** Start GIVEN ENTRIES **
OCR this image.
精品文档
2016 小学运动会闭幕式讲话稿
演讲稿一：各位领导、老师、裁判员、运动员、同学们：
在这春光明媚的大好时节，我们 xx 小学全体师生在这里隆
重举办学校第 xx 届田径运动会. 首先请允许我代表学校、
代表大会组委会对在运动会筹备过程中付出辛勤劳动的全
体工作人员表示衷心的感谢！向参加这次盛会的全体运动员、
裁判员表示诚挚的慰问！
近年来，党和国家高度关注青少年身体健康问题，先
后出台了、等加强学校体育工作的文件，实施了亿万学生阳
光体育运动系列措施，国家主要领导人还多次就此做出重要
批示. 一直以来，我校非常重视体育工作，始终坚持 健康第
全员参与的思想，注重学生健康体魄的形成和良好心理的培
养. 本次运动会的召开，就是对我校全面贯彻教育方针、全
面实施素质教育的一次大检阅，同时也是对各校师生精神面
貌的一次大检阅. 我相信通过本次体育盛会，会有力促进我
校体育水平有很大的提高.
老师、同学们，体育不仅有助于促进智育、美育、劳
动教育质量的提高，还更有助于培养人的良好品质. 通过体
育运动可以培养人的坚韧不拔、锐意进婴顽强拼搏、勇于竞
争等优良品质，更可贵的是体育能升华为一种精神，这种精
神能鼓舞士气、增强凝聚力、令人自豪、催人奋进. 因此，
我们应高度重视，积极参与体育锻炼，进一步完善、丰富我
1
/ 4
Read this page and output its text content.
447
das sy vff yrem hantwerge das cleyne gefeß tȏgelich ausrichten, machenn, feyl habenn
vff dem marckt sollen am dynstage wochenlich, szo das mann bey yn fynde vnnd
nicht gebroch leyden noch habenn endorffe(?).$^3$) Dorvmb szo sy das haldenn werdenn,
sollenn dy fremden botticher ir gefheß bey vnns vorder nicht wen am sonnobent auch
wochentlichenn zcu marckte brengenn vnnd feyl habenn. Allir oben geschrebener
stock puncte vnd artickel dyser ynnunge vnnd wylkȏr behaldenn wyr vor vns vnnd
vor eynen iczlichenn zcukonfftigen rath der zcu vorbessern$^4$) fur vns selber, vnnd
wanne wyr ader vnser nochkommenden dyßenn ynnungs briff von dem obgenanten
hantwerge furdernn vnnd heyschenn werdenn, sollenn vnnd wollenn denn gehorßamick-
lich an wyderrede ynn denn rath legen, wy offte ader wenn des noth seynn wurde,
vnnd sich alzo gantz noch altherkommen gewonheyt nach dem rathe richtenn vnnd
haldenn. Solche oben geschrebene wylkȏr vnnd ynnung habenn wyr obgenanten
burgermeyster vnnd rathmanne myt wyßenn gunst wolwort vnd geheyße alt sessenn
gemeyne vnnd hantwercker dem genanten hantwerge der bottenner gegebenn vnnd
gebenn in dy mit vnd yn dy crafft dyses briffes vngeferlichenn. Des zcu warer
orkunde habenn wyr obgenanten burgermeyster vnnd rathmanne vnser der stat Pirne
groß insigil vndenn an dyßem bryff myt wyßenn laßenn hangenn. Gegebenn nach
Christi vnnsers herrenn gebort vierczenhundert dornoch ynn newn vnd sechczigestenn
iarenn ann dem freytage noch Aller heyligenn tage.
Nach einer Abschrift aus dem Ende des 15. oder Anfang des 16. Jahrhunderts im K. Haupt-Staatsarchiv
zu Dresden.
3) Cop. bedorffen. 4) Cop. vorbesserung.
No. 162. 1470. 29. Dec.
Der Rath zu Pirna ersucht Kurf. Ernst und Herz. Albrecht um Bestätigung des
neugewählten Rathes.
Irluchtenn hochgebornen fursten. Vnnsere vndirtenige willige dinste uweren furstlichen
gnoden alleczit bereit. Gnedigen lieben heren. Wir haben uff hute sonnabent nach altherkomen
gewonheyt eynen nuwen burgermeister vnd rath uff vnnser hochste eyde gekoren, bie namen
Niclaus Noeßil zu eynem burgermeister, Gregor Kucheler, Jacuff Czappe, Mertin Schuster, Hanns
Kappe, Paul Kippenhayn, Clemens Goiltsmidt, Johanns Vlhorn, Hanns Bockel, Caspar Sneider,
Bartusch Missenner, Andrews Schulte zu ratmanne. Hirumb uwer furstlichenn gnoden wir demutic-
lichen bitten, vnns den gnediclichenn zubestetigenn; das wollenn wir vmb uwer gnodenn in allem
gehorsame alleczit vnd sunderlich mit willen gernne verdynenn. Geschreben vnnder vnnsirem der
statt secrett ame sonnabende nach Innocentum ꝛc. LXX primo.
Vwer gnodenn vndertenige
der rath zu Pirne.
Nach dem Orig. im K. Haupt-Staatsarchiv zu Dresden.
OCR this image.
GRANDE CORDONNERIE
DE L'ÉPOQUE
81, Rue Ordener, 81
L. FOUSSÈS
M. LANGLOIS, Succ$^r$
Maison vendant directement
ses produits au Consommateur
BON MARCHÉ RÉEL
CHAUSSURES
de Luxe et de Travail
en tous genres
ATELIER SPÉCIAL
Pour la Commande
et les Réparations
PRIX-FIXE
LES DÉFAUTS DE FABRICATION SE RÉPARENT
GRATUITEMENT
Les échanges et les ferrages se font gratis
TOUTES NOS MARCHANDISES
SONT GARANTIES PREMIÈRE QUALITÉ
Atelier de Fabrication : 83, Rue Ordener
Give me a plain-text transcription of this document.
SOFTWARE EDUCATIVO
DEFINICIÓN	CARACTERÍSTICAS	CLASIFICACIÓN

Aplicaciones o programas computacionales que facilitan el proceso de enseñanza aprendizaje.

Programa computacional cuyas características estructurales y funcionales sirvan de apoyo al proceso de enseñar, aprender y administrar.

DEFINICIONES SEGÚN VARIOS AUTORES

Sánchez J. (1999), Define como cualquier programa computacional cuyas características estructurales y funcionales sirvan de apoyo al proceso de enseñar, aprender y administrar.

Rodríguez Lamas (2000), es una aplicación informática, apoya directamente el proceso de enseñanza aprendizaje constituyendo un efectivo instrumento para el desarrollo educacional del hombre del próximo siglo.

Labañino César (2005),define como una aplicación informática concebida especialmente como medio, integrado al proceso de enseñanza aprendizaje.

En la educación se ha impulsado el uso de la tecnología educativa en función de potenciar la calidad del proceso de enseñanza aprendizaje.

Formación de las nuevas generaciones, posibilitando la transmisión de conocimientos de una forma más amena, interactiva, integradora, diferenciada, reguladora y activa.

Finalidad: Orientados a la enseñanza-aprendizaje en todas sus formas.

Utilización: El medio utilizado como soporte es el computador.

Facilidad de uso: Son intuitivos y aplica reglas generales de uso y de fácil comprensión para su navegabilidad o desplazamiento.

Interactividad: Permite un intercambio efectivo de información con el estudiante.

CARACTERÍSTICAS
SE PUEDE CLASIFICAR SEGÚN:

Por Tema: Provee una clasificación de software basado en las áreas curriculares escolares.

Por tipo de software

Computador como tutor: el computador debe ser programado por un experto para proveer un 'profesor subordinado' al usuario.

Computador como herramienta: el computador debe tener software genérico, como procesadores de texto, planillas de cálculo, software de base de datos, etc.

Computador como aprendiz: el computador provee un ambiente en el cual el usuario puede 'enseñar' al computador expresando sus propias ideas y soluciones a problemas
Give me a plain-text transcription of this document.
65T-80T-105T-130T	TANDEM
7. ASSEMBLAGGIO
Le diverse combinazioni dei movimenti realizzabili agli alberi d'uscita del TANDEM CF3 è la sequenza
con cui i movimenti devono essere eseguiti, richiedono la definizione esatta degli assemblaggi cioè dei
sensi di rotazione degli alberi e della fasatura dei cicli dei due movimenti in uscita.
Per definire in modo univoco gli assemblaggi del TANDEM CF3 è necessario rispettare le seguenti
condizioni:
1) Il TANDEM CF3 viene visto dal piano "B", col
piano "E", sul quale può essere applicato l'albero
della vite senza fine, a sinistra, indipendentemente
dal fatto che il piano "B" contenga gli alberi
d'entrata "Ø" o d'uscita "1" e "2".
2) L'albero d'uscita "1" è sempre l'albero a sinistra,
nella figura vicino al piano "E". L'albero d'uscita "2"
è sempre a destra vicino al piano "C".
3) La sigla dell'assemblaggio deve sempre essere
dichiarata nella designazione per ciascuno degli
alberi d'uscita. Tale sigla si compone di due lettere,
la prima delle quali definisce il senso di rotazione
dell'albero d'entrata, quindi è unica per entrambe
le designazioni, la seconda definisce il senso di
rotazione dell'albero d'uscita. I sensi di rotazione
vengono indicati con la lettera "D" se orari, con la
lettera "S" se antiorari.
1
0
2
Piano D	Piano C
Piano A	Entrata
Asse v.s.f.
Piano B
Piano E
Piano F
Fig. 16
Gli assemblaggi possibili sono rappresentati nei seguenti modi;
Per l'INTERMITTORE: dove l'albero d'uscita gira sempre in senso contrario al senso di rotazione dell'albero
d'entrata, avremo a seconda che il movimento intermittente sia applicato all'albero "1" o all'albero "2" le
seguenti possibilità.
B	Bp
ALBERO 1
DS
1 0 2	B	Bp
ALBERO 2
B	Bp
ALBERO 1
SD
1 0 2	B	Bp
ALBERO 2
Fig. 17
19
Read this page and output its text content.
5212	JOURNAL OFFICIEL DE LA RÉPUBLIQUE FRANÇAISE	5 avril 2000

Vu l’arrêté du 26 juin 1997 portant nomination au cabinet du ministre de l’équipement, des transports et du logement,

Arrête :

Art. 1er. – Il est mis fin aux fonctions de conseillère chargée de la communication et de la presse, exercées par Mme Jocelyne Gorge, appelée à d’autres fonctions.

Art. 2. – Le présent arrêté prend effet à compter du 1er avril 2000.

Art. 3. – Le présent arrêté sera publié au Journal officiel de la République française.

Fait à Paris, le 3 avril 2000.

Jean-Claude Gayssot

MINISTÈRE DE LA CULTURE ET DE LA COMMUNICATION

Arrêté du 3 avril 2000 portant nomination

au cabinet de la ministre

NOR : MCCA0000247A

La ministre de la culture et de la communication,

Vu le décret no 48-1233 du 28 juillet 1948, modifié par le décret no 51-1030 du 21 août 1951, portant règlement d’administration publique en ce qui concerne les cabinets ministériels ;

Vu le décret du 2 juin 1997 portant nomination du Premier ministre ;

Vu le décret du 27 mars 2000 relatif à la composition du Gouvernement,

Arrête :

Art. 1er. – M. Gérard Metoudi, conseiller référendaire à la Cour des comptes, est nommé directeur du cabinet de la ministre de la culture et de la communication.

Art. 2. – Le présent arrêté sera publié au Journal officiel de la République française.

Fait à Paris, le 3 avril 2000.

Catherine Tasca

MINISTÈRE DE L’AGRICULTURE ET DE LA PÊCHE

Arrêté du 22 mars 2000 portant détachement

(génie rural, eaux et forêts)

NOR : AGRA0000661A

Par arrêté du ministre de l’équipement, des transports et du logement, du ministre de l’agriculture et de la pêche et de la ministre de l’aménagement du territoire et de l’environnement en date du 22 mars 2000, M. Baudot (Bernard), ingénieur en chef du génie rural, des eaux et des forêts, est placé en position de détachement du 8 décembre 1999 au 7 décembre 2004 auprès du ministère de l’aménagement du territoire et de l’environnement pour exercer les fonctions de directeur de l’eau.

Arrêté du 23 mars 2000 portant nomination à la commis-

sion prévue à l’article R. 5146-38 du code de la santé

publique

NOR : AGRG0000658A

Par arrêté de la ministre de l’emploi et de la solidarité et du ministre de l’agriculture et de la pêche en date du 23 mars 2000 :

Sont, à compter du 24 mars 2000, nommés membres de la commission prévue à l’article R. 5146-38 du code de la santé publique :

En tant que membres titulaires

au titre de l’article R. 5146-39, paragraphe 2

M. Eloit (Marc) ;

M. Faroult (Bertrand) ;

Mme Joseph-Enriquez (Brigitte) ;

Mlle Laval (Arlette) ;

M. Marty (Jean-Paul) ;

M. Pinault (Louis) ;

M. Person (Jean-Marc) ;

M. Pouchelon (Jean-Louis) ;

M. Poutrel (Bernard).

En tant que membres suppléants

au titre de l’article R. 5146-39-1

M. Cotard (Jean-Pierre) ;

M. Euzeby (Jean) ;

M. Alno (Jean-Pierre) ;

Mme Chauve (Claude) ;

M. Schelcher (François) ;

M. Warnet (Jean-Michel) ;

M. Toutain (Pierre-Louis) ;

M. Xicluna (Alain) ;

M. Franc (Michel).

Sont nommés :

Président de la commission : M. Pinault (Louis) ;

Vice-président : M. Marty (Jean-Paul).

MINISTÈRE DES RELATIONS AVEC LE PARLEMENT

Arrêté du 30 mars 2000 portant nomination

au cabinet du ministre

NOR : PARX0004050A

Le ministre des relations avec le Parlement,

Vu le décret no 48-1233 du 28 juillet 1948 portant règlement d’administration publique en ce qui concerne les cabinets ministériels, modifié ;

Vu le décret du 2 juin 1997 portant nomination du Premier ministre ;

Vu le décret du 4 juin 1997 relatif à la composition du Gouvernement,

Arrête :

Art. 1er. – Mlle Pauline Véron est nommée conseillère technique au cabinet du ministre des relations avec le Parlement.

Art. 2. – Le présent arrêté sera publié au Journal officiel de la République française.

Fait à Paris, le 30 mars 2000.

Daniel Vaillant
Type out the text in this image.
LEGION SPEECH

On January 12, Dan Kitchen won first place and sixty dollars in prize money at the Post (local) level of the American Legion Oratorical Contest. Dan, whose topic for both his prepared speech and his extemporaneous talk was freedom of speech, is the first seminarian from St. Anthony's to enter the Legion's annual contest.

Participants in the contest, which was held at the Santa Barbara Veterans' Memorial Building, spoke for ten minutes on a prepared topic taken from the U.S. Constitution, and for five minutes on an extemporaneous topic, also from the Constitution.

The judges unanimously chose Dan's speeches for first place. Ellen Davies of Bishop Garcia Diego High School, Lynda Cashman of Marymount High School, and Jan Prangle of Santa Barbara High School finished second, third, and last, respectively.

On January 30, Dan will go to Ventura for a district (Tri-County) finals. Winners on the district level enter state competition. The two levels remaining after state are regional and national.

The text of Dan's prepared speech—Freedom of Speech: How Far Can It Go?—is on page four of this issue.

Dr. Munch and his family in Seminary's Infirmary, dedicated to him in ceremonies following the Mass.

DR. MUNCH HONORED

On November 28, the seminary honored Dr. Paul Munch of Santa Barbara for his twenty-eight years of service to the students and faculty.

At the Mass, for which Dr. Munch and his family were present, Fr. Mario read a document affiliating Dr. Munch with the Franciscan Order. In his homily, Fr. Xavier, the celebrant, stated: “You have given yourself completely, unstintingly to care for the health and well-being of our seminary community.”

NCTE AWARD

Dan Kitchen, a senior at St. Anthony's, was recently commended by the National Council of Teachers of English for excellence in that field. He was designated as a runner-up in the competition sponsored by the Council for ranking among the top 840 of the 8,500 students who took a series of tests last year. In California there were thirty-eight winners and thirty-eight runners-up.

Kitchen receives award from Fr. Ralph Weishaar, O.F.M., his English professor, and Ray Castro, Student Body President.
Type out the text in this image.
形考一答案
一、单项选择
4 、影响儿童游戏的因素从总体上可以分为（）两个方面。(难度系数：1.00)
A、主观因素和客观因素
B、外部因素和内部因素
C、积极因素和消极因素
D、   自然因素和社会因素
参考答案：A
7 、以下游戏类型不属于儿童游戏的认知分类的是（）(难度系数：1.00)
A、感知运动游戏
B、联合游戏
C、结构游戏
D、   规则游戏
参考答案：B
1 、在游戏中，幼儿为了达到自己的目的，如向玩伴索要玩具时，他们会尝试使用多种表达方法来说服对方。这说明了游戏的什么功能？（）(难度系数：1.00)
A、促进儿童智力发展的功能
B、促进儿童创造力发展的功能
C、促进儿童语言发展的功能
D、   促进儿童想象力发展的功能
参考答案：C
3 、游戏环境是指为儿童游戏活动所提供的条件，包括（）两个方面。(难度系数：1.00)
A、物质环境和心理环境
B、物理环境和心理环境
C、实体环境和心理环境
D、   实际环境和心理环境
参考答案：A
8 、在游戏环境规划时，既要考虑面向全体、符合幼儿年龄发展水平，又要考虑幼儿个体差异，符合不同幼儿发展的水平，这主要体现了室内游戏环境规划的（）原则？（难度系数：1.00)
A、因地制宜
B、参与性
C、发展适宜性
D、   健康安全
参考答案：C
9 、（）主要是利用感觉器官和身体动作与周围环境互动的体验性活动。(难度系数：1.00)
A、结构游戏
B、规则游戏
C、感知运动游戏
** End GIVEN ENTRIES **
WHAT THE EXERCISE ASKS:
Locate and copy each line in the data above that includes the word "administration".

TASK OUTPUT:
Vu le décret no 48-1233 du 28 juillet 1948, modifié par le décret no 51-1030 du 21 août 1951, portant règlement d’administration publique en ce qui concerne les cabinets ministériels ;
Vu le décret no 48-1233 du 28 juillet 1948 portant règlement d’administration publique en ce qui concerne les cabinets ministériels, modifié ;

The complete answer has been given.